* [RECORDS FOR PROCESSING]
##########

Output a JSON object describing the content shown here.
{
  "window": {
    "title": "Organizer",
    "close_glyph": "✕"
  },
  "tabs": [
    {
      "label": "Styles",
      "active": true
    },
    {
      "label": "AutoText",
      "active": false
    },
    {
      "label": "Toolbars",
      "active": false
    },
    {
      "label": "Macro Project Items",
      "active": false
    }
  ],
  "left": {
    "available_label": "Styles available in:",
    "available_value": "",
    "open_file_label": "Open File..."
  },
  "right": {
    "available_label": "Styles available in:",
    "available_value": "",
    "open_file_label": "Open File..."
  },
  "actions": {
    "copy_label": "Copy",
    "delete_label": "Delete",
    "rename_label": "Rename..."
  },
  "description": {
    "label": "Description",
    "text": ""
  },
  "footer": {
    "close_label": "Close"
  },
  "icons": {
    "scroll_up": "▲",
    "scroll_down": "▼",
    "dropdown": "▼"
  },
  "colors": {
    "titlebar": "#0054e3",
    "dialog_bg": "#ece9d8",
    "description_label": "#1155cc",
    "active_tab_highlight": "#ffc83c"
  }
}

##########

* [YOUR OBJECTIVE] The records above must be output exactly, in full.

* [REPLY TO THE EXERCISE]
Output a JSON object describing the content shown here.
{
  "window": {
    "title": "Organizer",
    "close_glyph": "✕"
  },
  "tabs": [
    {
      "label": "Styles",
      "active": true
    },
    {
      "label": "AutoText",
      "active": false
    },
    {
      "label": "Toolbars",
      "active": false
    },
    {
      "label": "Macro Project Items",
      "active": false
    }
  ],
  "left": {
    "available_label": "Styles available in:",
    "available_value": "",
    "open_file_label": "Open File..."
  },
  "right": {
    "available_label": "Styles available in:",
    "available_value": "",
    "open_file_label": "Open File..."
  },
  "actions": {
    "copy_label": "Copy",
    "delete_label": "Delete",
    "rename_label": "Rename..."
  },
  "description": {
    "label": "Description",
    "text": ""
  },
  "footer": {
    "close_label": "Close"
  },
  "icons": {
    "scroll_up": "▲",
    "scroll_down": "▼",
    "dropdown": "▼"
  },
  "colors": {
    "titlebar": "#0054e3",
    "dialog_bg": "#ece9d8",
    "description_label": "#1155cc",
    "active_tab_highlight": "#ffc83c"
  }
}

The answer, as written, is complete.